REQUEST:
Scan the entries below and extract each line with the word "당기손익" in it.

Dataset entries
=======

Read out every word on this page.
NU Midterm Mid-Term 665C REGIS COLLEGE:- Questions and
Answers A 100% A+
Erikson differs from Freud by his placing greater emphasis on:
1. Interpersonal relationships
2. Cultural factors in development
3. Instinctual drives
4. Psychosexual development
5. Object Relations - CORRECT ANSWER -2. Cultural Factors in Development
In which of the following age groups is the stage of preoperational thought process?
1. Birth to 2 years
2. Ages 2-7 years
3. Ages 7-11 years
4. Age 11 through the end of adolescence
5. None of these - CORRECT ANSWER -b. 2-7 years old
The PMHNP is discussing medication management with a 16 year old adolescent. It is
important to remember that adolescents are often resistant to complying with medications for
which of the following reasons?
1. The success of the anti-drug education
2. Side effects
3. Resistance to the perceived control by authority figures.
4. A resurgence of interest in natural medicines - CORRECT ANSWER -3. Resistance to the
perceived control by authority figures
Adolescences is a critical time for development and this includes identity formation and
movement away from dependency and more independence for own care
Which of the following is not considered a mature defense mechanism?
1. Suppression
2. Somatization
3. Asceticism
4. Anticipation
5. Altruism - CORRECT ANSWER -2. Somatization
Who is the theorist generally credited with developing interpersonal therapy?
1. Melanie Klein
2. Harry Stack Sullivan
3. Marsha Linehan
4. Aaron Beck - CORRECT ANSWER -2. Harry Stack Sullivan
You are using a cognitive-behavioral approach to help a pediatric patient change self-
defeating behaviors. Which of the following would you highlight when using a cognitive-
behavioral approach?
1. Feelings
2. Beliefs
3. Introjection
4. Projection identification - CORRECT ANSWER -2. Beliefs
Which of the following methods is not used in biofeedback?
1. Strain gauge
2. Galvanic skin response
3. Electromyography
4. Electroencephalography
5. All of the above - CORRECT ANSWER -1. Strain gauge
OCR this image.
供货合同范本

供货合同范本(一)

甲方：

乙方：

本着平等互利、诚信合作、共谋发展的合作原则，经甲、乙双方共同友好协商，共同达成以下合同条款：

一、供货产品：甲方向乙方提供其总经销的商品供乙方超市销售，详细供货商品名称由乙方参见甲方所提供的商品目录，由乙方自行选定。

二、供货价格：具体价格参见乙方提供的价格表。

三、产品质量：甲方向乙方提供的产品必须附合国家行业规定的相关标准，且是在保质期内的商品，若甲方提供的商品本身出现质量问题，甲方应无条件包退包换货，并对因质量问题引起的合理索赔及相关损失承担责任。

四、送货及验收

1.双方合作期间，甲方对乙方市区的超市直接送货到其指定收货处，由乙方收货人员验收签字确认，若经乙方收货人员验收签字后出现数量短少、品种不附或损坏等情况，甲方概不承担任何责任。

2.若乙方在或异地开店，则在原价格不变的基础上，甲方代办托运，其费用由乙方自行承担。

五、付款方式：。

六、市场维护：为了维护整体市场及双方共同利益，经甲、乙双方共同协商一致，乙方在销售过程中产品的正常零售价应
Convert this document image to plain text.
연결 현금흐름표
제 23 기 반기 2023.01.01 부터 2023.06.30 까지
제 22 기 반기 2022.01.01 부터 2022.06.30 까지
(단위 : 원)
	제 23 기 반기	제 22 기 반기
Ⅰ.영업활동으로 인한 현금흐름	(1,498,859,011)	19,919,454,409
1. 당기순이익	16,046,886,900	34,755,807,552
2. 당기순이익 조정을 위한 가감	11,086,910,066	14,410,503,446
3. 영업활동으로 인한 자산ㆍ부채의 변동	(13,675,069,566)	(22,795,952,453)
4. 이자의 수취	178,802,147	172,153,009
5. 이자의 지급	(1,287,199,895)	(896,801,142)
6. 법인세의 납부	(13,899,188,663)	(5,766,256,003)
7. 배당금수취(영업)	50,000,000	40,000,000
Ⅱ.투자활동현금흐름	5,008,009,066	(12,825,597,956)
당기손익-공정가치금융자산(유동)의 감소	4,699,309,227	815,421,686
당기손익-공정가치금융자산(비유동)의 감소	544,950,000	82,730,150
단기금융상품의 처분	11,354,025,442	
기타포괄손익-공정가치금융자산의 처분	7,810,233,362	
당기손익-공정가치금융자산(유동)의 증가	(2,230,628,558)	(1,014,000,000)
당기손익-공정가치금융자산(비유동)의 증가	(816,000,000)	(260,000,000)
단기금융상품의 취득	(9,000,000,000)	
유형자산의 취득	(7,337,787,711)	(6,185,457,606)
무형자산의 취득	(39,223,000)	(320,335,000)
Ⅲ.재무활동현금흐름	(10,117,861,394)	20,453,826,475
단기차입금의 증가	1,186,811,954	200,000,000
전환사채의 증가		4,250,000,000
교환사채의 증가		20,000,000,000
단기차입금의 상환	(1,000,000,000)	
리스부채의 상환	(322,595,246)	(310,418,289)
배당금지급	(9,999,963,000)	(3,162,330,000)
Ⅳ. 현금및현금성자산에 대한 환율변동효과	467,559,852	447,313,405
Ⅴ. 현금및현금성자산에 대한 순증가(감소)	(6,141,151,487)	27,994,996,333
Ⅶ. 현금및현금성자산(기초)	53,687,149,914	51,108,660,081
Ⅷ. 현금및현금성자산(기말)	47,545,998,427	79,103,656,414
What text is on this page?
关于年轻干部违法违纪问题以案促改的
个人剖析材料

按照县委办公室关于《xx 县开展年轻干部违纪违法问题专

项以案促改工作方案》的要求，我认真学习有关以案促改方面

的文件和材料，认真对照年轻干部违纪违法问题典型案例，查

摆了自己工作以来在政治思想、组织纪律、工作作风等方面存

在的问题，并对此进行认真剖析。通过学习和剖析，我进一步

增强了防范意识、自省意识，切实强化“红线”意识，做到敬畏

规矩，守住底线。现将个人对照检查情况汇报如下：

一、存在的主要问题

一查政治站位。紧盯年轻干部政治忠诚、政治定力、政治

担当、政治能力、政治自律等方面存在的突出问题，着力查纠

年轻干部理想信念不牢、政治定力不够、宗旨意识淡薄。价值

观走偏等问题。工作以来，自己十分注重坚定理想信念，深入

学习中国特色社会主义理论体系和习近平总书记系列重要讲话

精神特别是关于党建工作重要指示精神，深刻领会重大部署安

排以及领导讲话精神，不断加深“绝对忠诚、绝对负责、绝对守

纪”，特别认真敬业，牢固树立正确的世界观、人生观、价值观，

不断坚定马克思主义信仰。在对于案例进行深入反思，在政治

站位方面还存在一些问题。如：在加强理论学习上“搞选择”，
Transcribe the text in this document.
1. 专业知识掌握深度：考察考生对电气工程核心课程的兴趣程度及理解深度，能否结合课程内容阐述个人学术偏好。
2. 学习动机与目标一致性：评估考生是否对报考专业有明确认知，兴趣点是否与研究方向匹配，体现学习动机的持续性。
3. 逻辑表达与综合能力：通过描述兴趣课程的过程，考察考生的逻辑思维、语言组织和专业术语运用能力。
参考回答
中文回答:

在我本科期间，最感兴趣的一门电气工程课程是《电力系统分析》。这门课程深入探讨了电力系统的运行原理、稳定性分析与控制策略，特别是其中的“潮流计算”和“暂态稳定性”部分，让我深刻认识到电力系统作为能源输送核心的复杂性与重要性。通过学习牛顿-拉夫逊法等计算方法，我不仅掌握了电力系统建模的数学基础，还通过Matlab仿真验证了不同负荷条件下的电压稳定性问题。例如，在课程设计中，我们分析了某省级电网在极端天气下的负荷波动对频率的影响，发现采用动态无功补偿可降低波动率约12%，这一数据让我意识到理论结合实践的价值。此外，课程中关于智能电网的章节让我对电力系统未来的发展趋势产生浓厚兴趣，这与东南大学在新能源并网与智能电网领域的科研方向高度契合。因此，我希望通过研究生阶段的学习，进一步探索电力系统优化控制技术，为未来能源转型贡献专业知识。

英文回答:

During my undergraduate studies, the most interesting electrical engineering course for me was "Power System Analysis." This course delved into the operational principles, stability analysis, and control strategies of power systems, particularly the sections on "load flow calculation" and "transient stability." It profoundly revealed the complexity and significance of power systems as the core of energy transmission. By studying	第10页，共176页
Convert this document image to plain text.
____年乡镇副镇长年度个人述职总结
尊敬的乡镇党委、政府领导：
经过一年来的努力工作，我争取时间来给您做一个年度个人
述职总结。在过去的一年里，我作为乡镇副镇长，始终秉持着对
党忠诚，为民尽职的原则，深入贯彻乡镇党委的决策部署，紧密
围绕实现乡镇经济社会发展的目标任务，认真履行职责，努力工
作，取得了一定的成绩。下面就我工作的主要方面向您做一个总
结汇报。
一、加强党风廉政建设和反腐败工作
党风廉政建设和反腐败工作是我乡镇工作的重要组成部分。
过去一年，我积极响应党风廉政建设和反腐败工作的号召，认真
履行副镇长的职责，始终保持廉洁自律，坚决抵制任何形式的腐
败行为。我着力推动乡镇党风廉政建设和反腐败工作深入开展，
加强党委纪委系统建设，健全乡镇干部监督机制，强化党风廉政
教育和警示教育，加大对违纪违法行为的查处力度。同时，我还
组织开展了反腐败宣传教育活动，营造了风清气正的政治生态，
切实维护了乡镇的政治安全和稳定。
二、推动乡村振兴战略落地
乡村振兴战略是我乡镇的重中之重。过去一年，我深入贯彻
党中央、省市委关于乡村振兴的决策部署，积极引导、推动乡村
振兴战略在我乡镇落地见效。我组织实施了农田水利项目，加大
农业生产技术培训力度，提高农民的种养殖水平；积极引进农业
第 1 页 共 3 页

=======

EXPECTED ANSWER:
당기손익-공정가치금융자산(유동)의 감소	4,699,309,227	815,421,686
당기손익-공정가치금융자산(비유동)의 감소	544,950,000	82,730,150
당기손익-공정가치금융자산(유동)의 증가	(2,230,628,558)	(1,014,000,000)
당기손익-공정가치금융자산(비유동)의 증가	(816,000,000)	(260,000,000)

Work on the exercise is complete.